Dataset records
◇ ◇ ◇
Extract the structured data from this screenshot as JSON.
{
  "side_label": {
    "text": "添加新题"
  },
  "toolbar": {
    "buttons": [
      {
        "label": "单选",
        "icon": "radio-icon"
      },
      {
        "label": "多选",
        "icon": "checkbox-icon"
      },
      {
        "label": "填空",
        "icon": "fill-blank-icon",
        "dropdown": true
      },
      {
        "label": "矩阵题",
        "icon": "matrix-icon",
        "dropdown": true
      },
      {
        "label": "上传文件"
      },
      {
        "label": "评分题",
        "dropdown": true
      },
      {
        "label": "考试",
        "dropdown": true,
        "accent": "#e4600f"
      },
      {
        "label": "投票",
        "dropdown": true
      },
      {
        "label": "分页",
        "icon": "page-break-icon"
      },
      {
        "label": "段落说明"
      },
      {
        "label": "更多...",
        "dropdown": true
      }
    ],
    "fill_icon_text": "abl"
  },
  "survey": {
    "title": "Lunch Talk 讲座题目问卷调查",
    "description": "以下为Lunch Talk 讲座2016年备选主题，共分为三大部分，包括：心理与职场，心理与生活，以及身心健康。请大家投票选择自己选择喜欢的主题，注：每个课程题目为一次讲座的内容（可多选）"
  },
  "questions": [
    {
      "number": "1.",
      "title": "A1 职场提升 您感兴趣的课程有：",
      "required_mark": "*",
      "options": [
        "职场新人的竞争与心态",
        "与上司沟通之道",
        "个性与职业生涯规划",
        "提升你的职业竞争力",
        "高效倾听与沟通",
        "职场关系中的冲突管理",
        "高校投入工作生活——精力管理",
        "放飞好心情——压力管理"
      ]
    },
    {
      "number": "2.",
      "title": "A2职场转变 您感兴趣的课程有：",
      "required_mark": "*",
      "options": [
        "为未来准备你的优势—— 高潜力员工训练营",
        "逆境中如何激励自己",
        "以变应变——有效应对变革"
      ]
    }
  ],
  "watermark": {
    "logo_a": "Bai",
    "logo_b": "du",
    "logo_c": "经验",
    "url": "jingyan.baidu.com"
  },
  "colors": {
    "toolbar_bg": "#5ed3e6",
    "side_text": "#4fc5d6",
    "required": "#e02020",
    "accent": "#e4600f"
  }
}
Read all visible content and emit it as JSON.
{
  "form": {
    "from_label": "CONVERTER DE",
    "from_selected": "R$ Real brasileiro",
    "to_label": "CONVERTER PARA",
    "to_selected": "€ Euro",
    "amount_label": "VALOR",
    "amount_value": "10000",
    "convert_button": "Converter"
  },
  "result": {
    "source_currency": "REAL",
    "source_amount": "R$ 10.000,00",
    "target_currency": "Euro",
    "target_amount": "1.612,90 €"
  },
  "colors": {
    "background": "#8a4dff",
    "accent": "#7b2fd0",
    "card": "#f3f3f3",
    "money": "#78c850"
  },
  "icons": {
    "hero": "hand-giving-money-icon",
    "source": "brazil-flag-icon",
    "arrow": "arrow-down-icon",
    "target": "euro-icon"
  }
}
◇ ◇ ◇
DIRECTIONS » Copy out all of the data exactly, leaving nothing out.

EXERCISE RESULT »
Extract the structured data from this screenshot as JSON.
{
  "side_label": {
    "text": "添加新题"
  },
  "toolbar": {
    "buttons": [
      {
        "label": "单选",
        "icon": "radio-icon"
      },
      {
        "label": "多选",
        "icon": "checkbox-icon"
      },
      {
        "label": "填空",
        "icon": "fill-blank-icon",
        "dropdown": true
      },
      {
        "label": "矩阵题",
        "icon": "matrix-icon",
        "dropdown": true
      },
      {
        "label": "上传文件"
      },
      {
        "label": "评分题",
        "dropdown": true
      },
      {
        "label": "考试",
        "dropdown": true,
        "accent": "#e4600f"
      },
      {
        "label": "投票",
        "dropdown": true
      },
      {
        "label": "分页",
        "icon": "page-break-icon"
      },
      {
        "label": "段落说明"
      },
      {
        "label": "更多...",
        "dropdown": true
      }
    ],
    "fill_icon_text": "abl"
  },
  "survey": {
    "title": "Lunch Talk 讲座题目问卷调查",
    "description": "以下为Lunch Talk 讲座2016年备选主题，共分为三大部分，包括：心理与职场，心理与生活，以及身心健康。请大家投票选择自己选择喜欢的主题，注：每个课程题目为一次讲座的内容（可多选）"
  },
  "questions": [
    {
      "number": "1.",
      "title": "A1 职场提升 您感兴趣的课程有：",
      "required_mark": "*",
      "options": [
        "职场新人的竞争与心态",
        "与上司沟通之道",
        "个性与职业生涯规划",
        "提升你的职业竞争力",
        "高效倾听与沟通",
        "职场关系中的冲突管理",
        "高校投入工作生活——精力管理",
        "放飞好心情——压力管理"
      ]
    },
    {
      "number": "2.",
      "title": "A2职场转变 您感兴趣的课程有：",
      "required_mark": "*",
      "options": [
        "为未来准备你的优势—— 高潜力员工训练营",
        "逆境中如何激励自己",
        "以变应变——有效应对变革"
      ]
    }
  ],
  "watermark": {
    "logo_a": "Bai",
    "logo_b": "du",
    "logo_c": "经验",
    "url": "jingyan.baidu.com"
  },
  "colors": {
    "toolbar_bg": "#5ed3e6",
    "side_text": "#4fc5d6",
    "required": "#e02020",
    "accent": "#e4600f"
  }
}
Read all visible content and emit it as JSON.
{
  "form": {
    "from_label": "CONVERTER DE",
    "from_selected": "R$ Real brasileiro",
    "to_label": "CONVERTER PARA",
    "to_selected": "€ Euro",
    "amount_label": "VALOR",
    "amount_value": "10000",
    "convert_button": "Converter"
  },
  "result": {
    "source_currency": "REAL",
    "source_amount": "R$ 10.000,00",
    "target_currency": "Euro",
    "target_amount": "1.612,90 €"
  },
  "colors": {
    "background": "#8a4dff",
    "accent": "#7b2fd0",
    "card": "#f3f3f3",
    "money": "#78c850"
  },
  "icons": {
    "hero": "hand-giving-money-icon",
    "source": "brazil-flag-icon",
    "arrow": "arrow-down-icon",
    "target": "euro-icon"
  }
}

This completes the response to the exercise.